PROMPT: Quote each record exactly, please, leaving none out.

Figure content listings
»»

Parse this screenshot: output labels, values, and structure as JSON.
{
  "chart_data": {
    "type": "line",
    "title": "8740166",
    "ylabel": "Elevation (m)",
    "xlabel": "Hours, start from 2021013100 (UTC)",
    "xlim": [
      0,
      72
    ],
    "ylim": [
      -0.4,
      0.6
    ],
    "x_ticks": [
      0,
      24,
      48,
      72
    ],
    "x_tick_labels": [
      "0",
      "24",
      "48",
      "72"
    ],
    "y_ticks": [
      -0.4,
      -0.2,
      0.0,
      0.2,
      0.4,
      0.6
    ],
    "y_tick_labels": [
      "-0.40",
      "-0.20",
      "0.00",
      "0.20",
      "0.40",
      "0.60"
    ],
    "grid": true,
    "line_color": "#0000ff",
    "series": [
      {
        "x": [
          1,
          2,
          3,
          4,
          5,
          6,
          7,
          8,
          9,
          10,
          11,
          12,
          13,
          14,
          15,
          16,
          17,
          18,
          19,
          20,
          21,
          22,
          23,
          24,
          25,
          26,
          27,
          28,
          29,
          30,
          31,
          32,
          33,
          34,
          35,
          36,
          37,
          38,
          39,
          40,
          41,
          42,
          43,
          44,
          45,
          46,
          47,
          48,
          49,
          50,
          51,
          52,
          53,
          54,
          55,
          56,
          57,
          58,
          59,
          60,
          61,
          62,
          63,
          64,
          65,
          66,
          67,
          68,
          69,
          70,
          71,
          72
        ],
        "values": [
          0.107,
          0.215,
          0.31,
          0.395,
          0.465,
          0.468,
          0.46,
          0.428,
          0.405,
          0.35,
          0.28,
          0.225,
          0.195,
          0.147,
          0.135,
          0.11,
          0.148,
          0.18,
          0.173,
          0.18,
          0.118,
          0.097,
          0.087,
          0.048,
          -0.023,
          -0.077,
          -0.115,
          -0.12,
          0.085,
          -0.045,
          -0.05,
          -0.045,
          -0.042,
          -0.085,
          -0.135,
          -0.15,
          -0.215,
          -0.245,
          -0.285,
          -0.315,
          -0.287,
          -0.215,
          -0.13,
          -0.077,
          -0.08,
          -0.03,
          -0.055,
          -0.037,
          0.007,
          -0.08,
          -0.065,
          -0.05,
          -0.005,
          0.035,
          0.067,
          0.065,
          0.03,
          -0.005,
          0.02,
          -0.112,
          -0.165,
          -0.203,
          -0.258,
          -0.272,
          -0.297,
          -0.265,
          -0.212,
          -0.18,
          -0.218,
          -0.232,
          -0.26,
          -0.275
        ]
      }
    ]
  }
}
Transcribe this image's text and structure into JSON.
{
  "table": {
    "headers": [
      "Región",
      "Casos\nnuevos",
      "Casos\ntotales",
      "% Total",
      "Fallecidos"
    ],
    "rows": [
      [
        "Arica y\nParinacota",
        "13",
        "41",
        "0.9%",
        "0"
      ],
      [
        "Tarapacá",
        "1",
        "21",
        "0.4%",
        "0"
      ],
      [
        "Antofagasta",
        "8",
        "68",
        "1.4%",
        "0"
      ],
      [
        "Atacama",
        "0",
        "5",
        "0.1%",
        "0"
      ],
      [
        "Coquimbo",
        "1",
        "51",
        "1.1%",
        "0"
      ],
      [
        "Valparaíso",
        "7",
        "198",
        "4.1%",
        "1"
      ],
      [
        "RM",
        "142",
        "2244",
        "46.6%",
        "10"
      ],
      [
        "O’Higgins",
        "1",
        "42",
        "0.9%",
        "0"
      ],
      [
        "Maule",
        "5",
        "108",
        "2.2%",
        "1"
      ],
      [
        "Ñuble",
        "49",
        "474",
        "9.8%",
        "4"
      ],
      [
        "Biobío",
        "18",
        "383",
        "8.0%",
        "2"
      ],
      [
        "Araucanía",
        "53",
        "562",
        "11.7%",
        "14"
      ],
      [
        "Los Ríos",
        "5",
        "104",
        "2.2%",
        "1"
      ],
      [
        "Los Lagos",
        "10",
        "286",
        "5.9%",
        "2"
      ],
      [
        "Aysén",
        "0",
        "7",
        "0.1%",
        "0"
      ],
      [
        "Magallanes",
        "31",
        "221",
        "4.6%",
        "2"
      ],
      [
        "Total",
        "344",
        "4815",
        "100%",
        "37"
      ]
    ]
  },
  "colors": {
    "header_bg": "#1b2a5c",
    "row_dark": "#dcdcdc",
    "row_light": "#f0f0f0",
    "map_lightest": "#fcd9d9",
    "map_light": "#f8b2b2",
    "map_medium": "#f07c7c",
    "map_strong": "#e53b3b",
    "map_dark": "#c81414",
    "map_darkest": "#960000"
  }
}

««

RESULT:
Parse this screenshot: output labels, values, and structure as JSON.
{
  "chart_data": {
    "type": "line",
    "title": "8740166",
    "ylabel": "Elevation (m)",
    "xlabel": "Hours, start from 2021013100 (UTC)",
    "xlim": [
      0,
      72
    ],
    "ylim": [
      -0.4,
      0.6
    ],
    "x_ticks": [
      0,
      24,
      48,
      72
    ],
    "x_tick_labels": [
      "0",
      "24",
      "48",
      "72"
    ],
    "y_ticks": [
      -0.4,
      -0.2,
      0.0,
      0.2,
      0.4,
      0.6
    ],
    "y_tick_labels": [
      "-0.40",
      "-0.20",
      "0.00",
      "0.20",
      "0.40",
      "0.60"
    ],
    "grid": true,
    "line_color": "#0000ff",
    "series": [
      {
        "x": [
          1,
          2,
          3,
          4,
          5,
          6,
          7,
          8,
          9,
          10,
          11,
          12,
          13,
          14,
          15,
          16,
          17,
          18,
          19,
          20,
          21,
          22,
          23,
          24,
          25,
          26,
          27,
          28,
          29,
          30,
          31,
          32,
          33,
          34,
          35,
          36,
          37,
          38,
          39,
          40,
          41,
          42,
          43,
          44,
          45,
          46,
          47,
          48,
          49,
          50,
          51,
          52,
          53,
          54,
          55,
          56,
          57,
          58,
          59,
          60,
          61,
          62,
          63,
          64,
          65,
          66,
          67,
          68,
          69,
          70,
          71,
          72
        ],
        "values": [
          0.107,
          0.215,
          0.31,
          0.395,
          0.465,
          0.468,
          0.46,
          0.428,
          0.405,
          0.35,
          0.28,
          0.225,
          0.195,
          0.147,
          0.135,
          0.11,
          0.148,
          0.18,
          0.173,
          0.18,
          0.118,
          0.097,
          0.087,
          0.048,
          -0.023,
          -0.077,
          -0.115,
          -0.12,
          0.085,
          -0.045,
          -0.05,
          -0.045,
          -0.042,
          -0.085,
          -0.135,
          -0.15,
          -0.215,
          -0.245,
          -0.285,
          -0.315,
          -0.287,
          -0.215,
          -0.13,
          -0.077,
          -0.08,
          -0.03,
          -0.055,
          -0.037,
          0.007,
          -0.08,
          -0.065,
          -0.05,
          -0.005,
          0.035,
          0.067,
          0.065,
          0.03,
          -0.005,
          0.02,
          -0.112,
          -0.165,
          -0.203,
          -0.258,
          -0.272,
          -0.297,
          -0.265,
          -0.212,
          -0.18,
          -0.218,
          -0.232,
          -0.26,
          -0.275
        ]
      }
    ]
  }
}
Transcribe this image's text and structure into JSON.
{
  "table": {
    "headers": [
      "Región",
      "Casos\nnuevos",
      "Casos\ntotales",
      "% Total",
      "Fallecidos"
    ],
    "rows": [
      [
        "Arica y\nParinacota",
        "13",
        "41",
        "0.9%",
        "0"
      ],
      [
        "Tarapacá",
        "1",
        "21",
        "0.4%",
        "0"
      ],
      [
        "Antofagasta",
        "8",
        "68",
        "1.4%",
        "0"
      ],
      [
        "Atacama",
        "0",
        "5",
        "0.1%",
        "0"
      ],
      [
        "Coquimbo",
        "1",
        "51",
        "1.1%",
        "0"
      ],
      [
        "Valparaíso",
        "7",
        "198",
        "4.1%",
        "1"
      ],
      [
        "RM",
        "142",
        "2244",
        "46.6%",
        "10"
      ],
      [
        "O’Higgins",
        "1",
        "42",
        "0.9%",
        "0"
      ],
      [
        "Maule",
        "5",
        "108",
        "2.2%",
        "1"
      ],
      [
        "Ñuble",
        "49",
        "474",
        "9.8%",
        "4"
      ],
      [
        "Biobío",
        "18",
        "383",
        "8.0%",
        "2"
      ],
      [
        "Araucanía",
        "53",
        "562",
        "11.7%",
        "14"
      ],
      [
        "Los Ríos",
        "5",
        "104",
        "2.2%",
        "1"
      ],
      [
        "Los Lagos",
        "10",
        "286",
        "5.9%",
        "2"
      ],
      [
        "Aysén",
        "0",
        "7",
        "0.1%",
        "0"
      ],
      [
        "Magallanes",
        "31",
        "221",
        "4.6%",
        "2"
      ],
      [
        "Total",
        "344",
        "4815",
        "100%",
        "37"
      ]
    ]
  },
  "colors": {
    "header_bg": "#1b2a5c",
    "row_dark": "#dcdcdc",
    "row_light": "#f0f0f0",
    "map_lightest": "#fcd9d9",
    "map_light": "#f8b2b2",
    "map_medium": "#f07c7c",
    "map_strong": "#e53b3b",
    "map_dark": "#c81414",
    "map_darkest": "#960000"
  }
}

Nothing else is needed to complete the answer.